* [WORK REQUIRED]:
Write out the full set of records below exactly.

════════════════════

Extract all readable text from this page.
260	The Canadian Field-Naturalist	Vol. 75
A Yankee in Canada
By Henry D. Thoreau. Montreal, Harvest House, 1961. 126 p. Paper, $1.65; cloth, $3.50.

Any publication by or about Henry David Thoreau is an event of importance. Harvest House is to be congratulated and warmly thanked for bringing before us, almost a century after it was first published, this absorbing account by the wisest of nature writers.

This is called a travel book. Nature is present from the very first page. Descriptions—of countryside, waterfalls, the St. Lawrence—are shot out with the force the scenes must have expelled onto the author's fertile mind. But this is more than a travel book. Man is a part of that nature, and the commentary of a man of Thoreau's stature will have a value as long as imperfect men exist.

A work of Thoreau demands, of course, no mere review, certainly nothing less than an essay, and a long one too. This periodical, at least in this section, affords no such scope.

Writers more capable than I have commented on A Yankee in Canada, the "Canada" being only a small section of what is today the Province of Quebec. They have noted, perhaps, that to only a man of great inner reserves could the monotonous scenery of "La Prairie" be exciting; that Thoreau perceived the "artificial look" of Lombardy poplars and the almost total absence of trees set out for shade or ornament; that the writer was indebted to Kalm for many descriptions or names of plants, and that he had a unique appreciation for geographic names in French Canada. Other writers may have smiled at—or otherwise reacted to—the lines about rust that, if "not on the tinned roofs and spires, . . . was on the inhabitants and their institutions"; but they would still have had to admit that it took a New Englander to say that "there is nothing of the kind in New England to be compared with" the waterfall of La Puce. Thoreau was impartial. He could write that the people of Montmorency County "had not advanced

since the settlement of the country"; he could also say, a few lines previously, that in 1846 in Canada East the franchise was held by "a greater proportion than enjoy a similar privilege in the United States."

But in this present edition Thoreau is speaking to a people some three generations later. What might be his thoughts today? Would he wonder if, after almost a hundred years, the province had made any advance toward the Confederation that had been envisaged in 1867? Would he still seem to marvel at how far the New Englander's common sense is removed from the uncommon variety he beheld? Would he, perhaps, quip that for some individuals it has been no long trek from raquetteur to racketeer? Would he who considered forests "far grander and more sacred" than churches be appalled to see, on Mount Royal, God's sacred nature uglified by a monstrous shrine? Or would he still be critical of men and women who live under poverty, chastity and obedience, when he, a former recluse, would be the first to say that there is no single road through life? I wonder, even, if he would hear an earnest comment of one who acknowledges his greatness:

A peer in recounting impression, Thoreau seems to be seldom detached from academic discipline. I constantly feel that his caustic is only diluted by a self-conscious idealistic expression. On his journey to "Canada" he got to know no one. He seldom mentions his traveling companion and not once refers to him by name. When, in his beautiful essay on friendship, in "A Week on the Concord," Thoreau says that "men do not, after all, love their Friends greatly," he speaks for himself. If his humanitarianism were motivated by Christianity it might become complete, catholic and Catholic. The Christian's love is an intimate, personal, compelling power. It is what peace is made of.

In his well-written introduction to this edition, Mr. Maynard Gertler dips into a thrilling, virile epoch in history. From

════════════════════

* [EXPECTED ANSWER]:
Extract all readable text from this page.
260	The Canadian Field-Naturalist	Vol. 75
A Yankee in Canada
By Henry D. Thoreau. Montreal, Harvest House, 1961. 126 p. Paper, $1.65; cloth, $3.50.

Any publication by or about Henry David Thoreau is an event of importance. Harvest House is to be congratulated and warmly thanked for bringing before us, almost a century after it was first published, this absorbing account by the wisest of nature writers.

This is called a travel book. Nature is present from the very first page. Descriptions—of countryside, waterfalls, the St. Lawrence—are shot out with the force the scenes must have expelled onto the author's fertile mind. But this is more than a travel book. Man is a part of that nature, and the commentary of a man of Thoreau's stature will have a value as long as imperfect men exist.

A work of Thoreau demands, of course, no mere review, certainly nothing less than an essay, and a long one too. This periodical, at least in this section, affords no such scope.

Writers more capable than I have commented on A Yankee in Canada, the "Canada" being only a small section of what is today the Province of Quebec. They have noted, perhaps, that to only a man of great inner reserves could the monotonous scenery of "La Prairie" be exciting; that Thoreau perceived the "artificial look" of Lombardy poplars and the almost total absence of trees set out for shade or ornament; that the writer was indebted to Kalm for many descriptions or names of plants, and that he had a unique appreciation for geographic names in French Canada. Other writers may have smiled at—or otherwise reacted to—the lines about rust that, if "not on the tinned roofs and spires, . . . was on the inhabitants and their institutions"; but they would still have had to admit that it took a New Englander to say that "there is nothing of the kind in New England to be compared with" the waterfall of La Puce. Thoreau was impartial. He could write that the people of Montmorency County "had not advanced

since the settlement of the country"; he could also say, a few lines previously, that in 1846 in Canada East the franchise was held by "a greater proportion than enjoy a similar privilege in the United States."

But in this present edition Thoreau is speaking to a people some three generations later. What might be his thoughts today? Would he wonder if, after almost a hundred years, the province had made any advance toward the Confederation that had been envisaged in 1867? Would he still seem to marvel at how far the New Englander's common sense is removed from the uncommon variety he beheld? Would he, perhaps, quip that for some individuals it has been no long trek from raquetteur to racketeer? Would he who considered forests "far grander and more sacred" than churches be appalled to see, on Mount Royal, God's sacred nature uglified by a monstrous shrine? Or would he still be critical of men and women who live under poverty, chastity and obedience, when he, a former recluse, would be the first to say that there is no single road through life? I wonder, even, if he would hear an earnest comment of one who acknowledges his greatness:

A peer in recounting impression, Thoreau seems to be seldom detached from academic discipline. I constantly feel that his caustic is only diluted by a self-conscious idealistic expression. On his journey to "Canada" he got to know no one. He seldom mentions his traveling companion and not once refers to him by name. When, in his beautiful essay on friendship, in "A Week on the Concord," Thoreau says that "men do not, after all, love their Friends greatly," he speaks for himself. If his humanitarianism were motivated by Christianity it might become complete, catholic and Catholic. The Christian's love is an intimate, personal, compelling power. It is what peace is made of.

In his well-written introduction to this edition, Mr. Maynard Gertler dips into a thrilling, virile epoch in history. From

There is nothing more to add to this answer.